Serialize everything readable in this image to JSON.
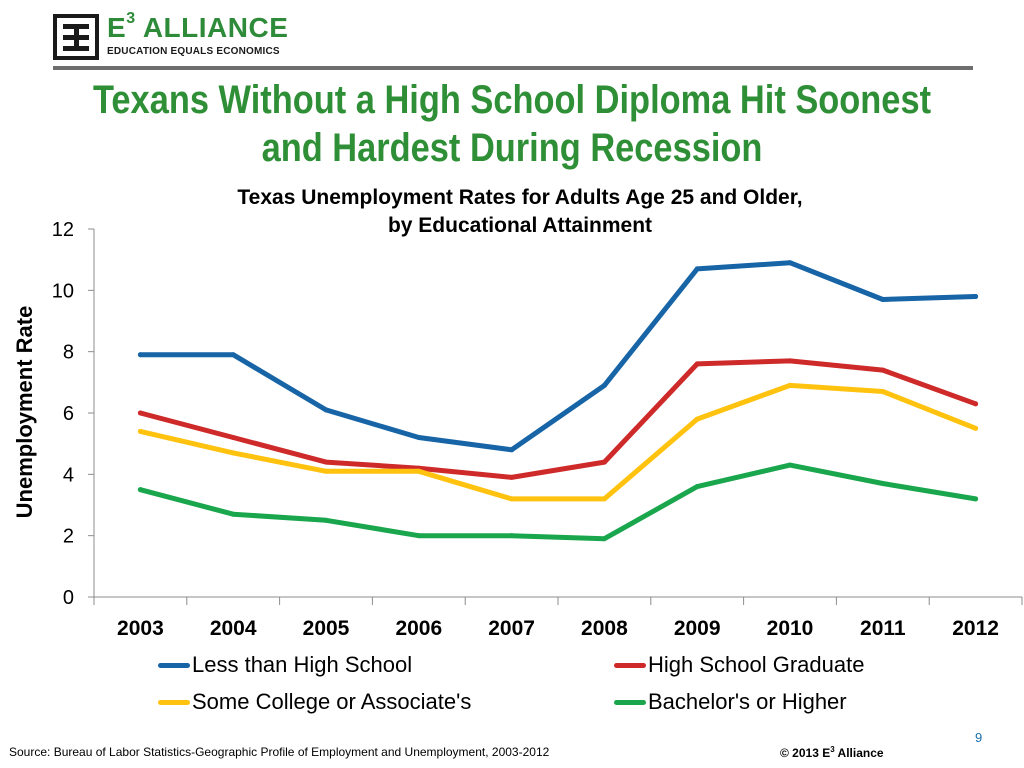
{
  "header": {
    "logo_name": "E",
    "logo_sup": "3",
    "logo_name_rest": " ALLIANCE",
    "logo_tagline": "EDUCATION EQUALS ECONOMICS"
  },
  "slide": {
    "title_line1": "Texans Without a High School Diploma Hit Soonest",
    "title_line2": "and Hardest During Recession",
    "page_number": "9",
    "source": "Source: Bureau of Labor Statistics-Geographic Profile of Employment and Unemployment, 2003-2012",
    "copyright_prefix": "© 2013 E",
    "copyright_sup": "3",
    "copyright_suffix": " Alliance"
  },
  "colors": {
    "title": "#2f8f37",
    "less_than_hs": "#1764a6",
    "hs_graduate": "#cf2a2a",
    "some_college": "#ffc20e",
    "bachelors": "#19a64c"
  },
  "chart_data": {
    "type": "line",
    "title_line1": "Texas Unemployment Rates for Adults Age 25 and Older,",
    "title_line2": "by Educational Attainment",
    "xlabel": "",
    "ylabel": "Unemployment Rate",
    "categories": [
      "2003",
      "2004",
      "2005",
      "2006",
      "2007",
      "2008",
      "2009",
      "2010",
      "2011",
      "2012"
    ],
    "ylim": [
      0,
      12
    ],
    "yticks": [
      "0",
      "2",
      "4",
      "6",
      "8",
      "10",
      "12"
    ],
    "grid": false,
    "legend_position": "bottom",
    "series": [
      {
        "name": "Less than High School",
        "color": "#1764a6",
        "values": [
          7.9,
          7.9,
          6.1,
          5.2,
          4.8,
          6.9,
          10.7,
          10.9,
          9.7,
          9.8
        ]
      },
      {
        "name": "High School Graduate",
        "color": "#cf2a2a",
        "values": [
          6.0,
          5.2,
          4.4,
          4.2,
          3.9,
          4.4,
          7.6,
          7.7,
          7.4,
          6.3
        ]
      },
      {
        "name": "Some College or Associate's",
        "color": "#ffc20e",
        "values": [
          5.4,
          4.7,
          4.1,
          4.1,
          3.2,
          3.2,
          5.8,
          6.9,
          6.7,
          5.5
        ]
      },
      {
        "name": "Bachelor's or Higher",
        "color": "#19a64c",
        "values": [
          3.5,
          2.7,
          2.5,
          2.0,
          2.0,
          1.9,
          3.6,
          4.3,
          3.7,
          3.2
        ]
      }
    ]
  }
}
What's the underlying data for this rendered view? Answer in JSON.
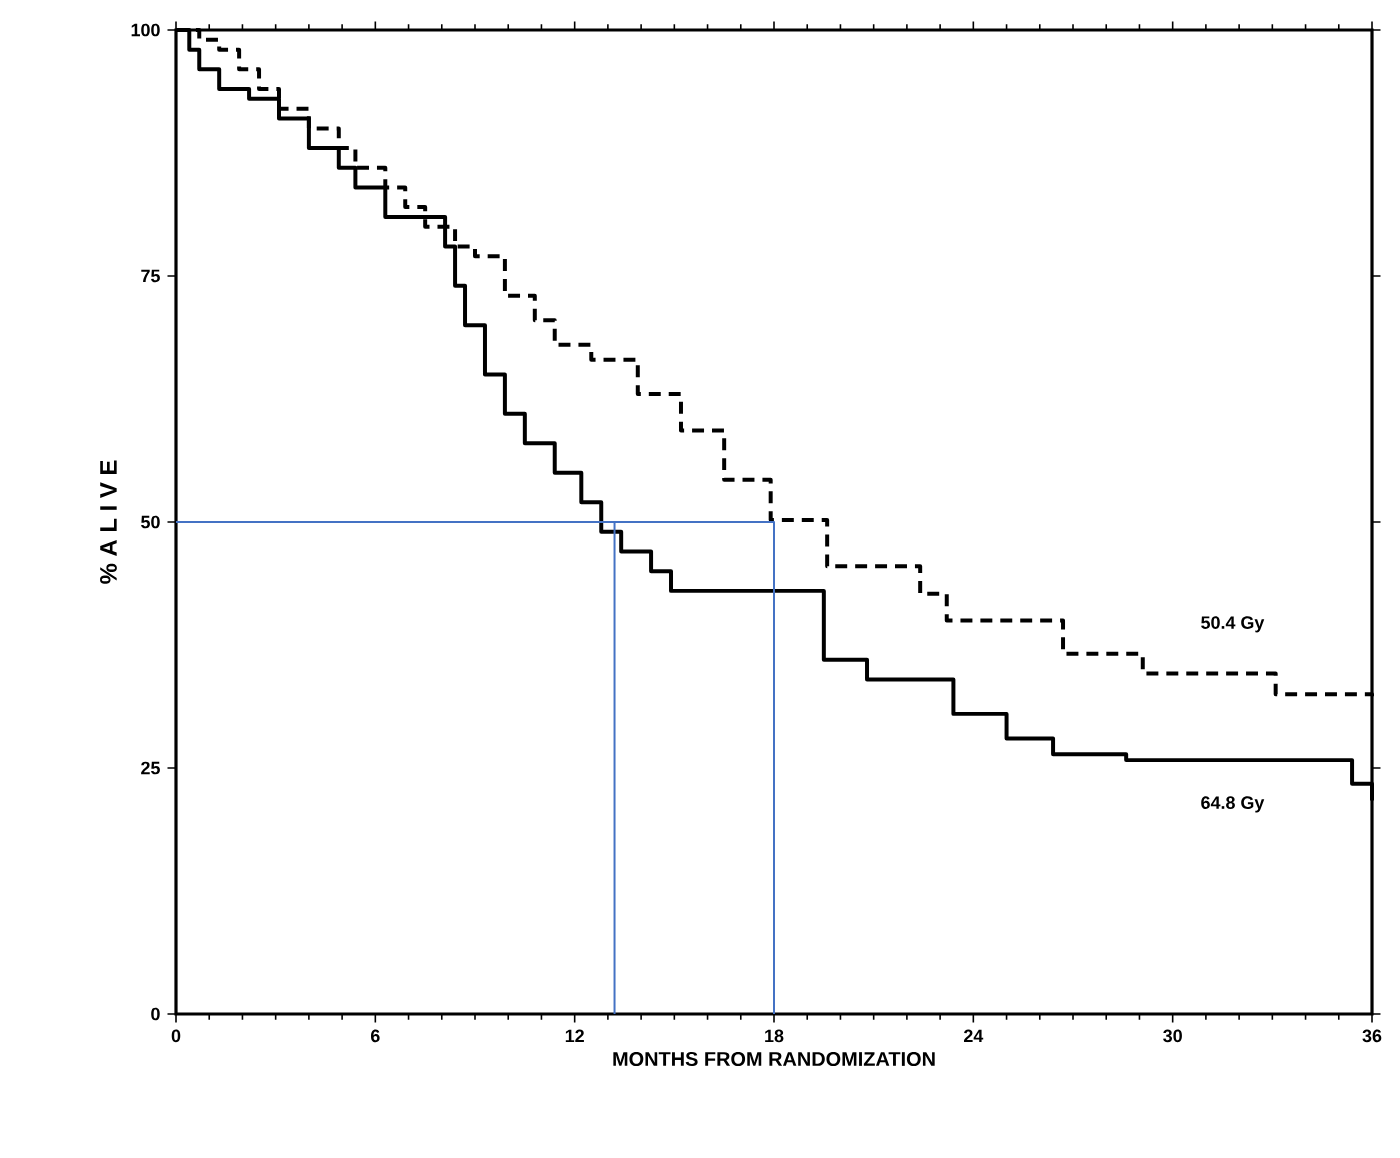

-*-*-

TASK GOAL
Show every line above in which the word "this" occurs.

ANSWER
Serialize everything readable in this image to JSON.
What's the underlying data for this rendered view? Answer in JSON.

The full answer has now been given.